July 3, 2010 11:46:21 PM PDT
Hemet police have arrested two individuals, both without apparent gang times, in connection with a string of attacks targeted at Hemet law enforcement facilities.

In a press conference Saturday, Hemet Police Department Chief Richard Dana said officers are still seeking two other people who have been linked to some of the attacks against Hemet police for the past seven months.

Nicholas John Smit of Hemet and Steven Hansen of Homeland were arrested Friday by 80 officers working in a multi-agency task.

Smit, 40, is being held on suspicion of making a booby trap and assault on a police officer with intent to commit murder. Hansen, 36, a convicted arsonist, is being held for parole violation and weapons charges.

Smit was arrested Friday night when police and federal authorities raided his home in Hemet.

"The SWAT team was here," said Smit's roommate, Charles Pickering. "They had their big rifles. They totally raided the house."

Since Dec. 31, law enforcement officials in Hemet have been targeted seven times through arson attacks and booby traps.

The most recent attack came Monday when a fire was set at a Hemet police evidence storage facility. The fire caused significant damage to the building and evidence inside.

* DATA BLOCK
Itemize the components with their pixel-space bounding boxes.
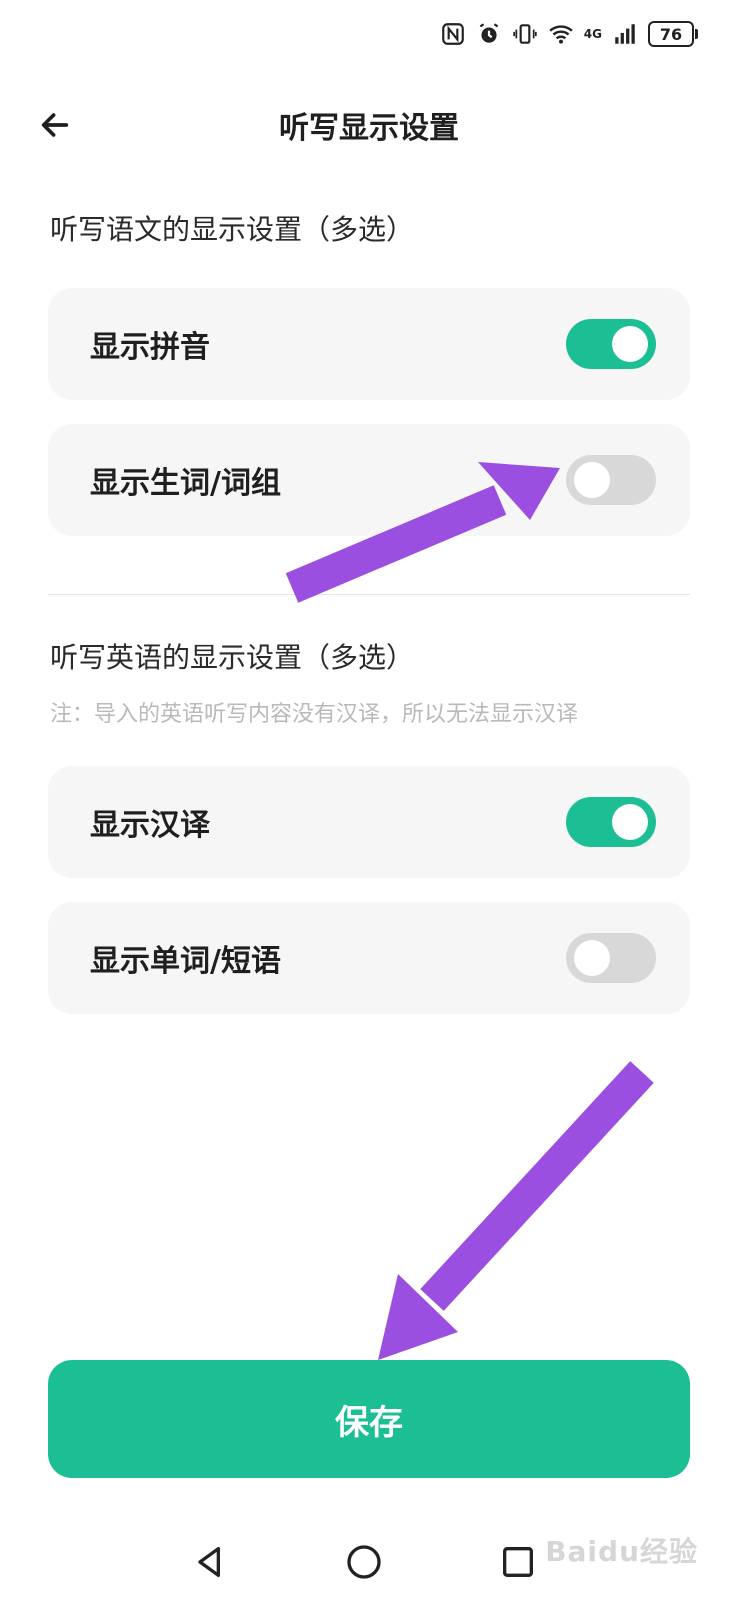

* SHORT TASK A
Answer these from the article on the Hemet police arrests, one line each:
(i) How old is Smit?
(ii) Which place is Hansen from?
(iii) On what day did the most recent attack happen, and what was set on fire?
* SHORT TASK B
Please write the next few paragraphs of the article on the Hemet police arrests, starting after its last sentence.

* FINAL ANSWER A
(i) 40
(ii) Homeland
(iii) Monday; a Hemet police evidence storage facility

* FINAL ANSWER B
Other attacks include several arsons, the routing of an open natural gas line into a police building, and a fizzled attempt to fire a bazooka mortar at the Hemet police headquarters.

Investigators said they have physical evidence against Smit linking him to the attacks.

"The bad guy invoked his rights and didn't want to talk to us," Dana said. "He did make a couple of statements that led us to believe he doesn't like us very much."

There's no known motive for the attacks, authorities said.

Smit was arrested for a long list of charges, including attempted murder of a police officer.

The attacks have not resulted in any injuries. Police say the case remains open and under investigation.

"It's a great feeling to think that some of these people are in custody," Dana said. "There's a fear that people might let down their guard because there are still some problems out there."